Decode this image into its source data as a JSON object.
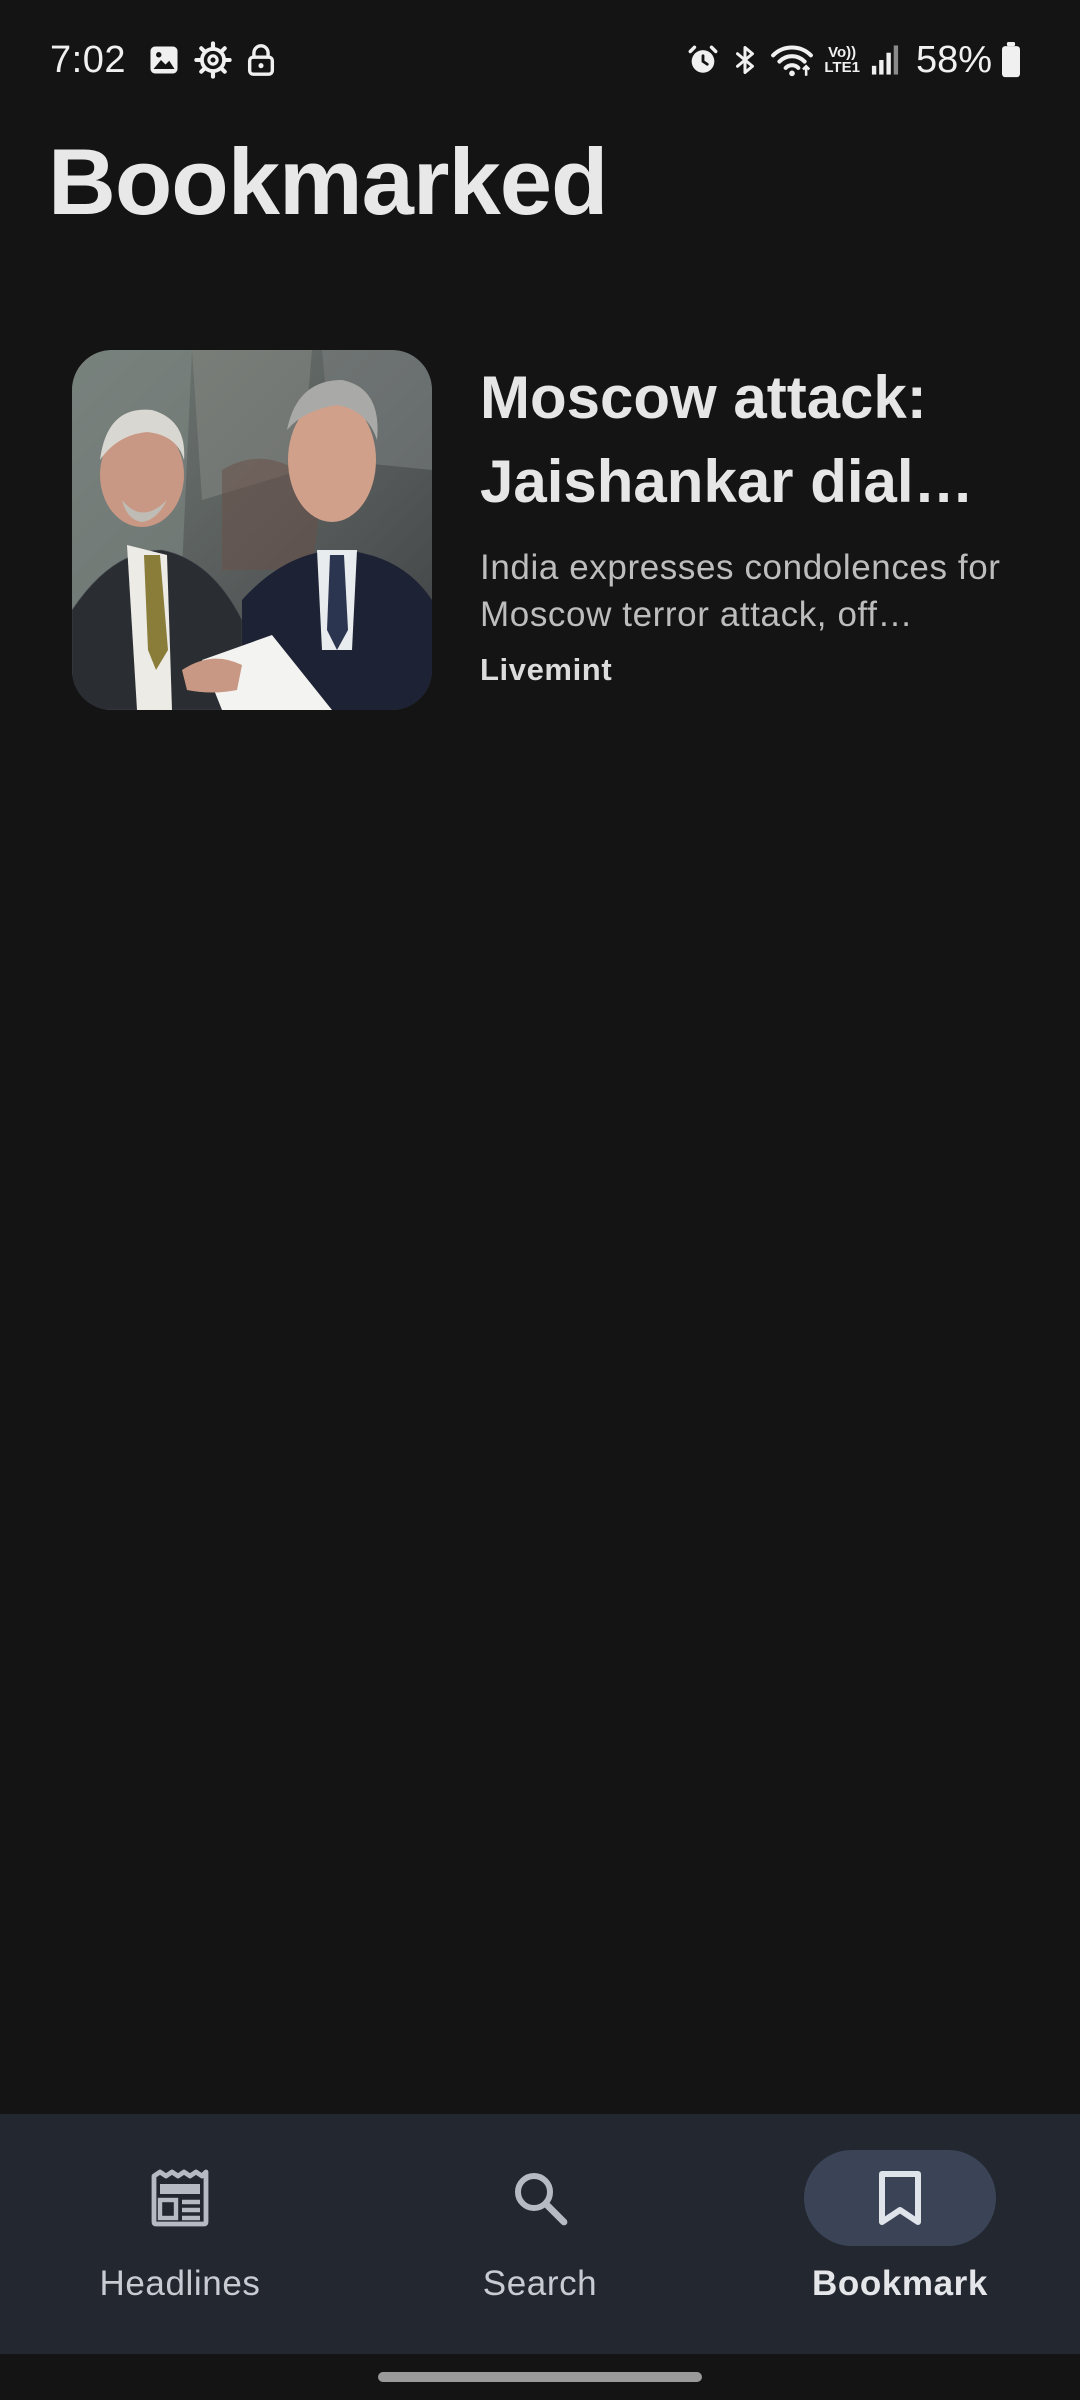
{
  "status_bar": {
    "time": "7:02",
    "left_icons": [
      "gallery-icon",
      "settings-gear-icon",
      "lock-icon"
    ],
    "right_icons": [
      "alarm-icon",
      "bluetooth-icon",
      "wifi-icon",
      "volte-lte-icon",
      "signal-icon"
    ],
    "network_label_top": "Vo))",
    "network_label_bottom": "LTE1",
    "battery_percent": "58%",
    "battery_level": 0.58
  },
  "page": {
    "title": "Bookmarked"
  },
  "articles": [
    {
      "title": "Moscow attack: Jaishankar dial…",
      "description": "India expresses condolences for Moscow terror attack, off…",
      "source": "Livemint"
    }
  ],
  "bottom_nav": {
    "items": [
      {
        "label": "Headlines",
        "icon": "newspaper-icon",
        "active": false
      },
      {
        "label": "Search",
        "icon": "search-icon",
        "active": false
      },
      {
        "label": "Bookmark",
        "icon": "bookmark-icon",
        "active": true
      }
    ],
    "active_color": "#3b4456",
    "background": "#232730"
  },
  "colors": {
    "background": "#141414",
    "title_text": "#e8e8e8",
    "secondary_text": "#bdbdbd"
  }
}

SET TASK - Your task is to repeat the material above exactly, without its pictures.

ANSWER TO THE PROBLEM -
Decode this image into its source data as a JSON object.
{
  "status_bar": {
    "time": "7:02",
    "left_icons": [
      "gallery-icon",
      "settings-gear-icon",
      "lock-icon"
    ],
    "right_icons": [
      "alarm-icon",
      "bluetooth-icon",
      "wifi-icon",
      "volte-lte-icon",
      "signal-icon"
    ],
    "network_label_top": "Vo))",
    "network_label_bottom": "LTE1",
    "battery_percent": "58%",
    "battery_level": 0.58
  },
  "page": {
    "title": "Bookmarked"
  },
  "articles": [
    {
      "title": "Moscow attack: Jaishankar dial…",
      "description": "India expresses condolences for Moscow terror attack, off…",
      "source": "Livemint"
    }
  ],
  "bottom_nav": {
    "items": [
      {
        "label": "Headlines",
        "icon": "newspaper-icon",
        "active": false
      },
      {
        "label": "Search",
        "icon": "search-icon",
        "active": false
      },
      {
        "label": "Bookmark",
        "icon": "bookmark-icon",
        "active": true
      }
    ],
    "active_color": "#3b4456",
    "background": "#232730"
  },
  "colors": {
    "background": "#141414",
    "title_text": "#e8e8e8",
    "secondary_text": "#bdbdbd"
  }
}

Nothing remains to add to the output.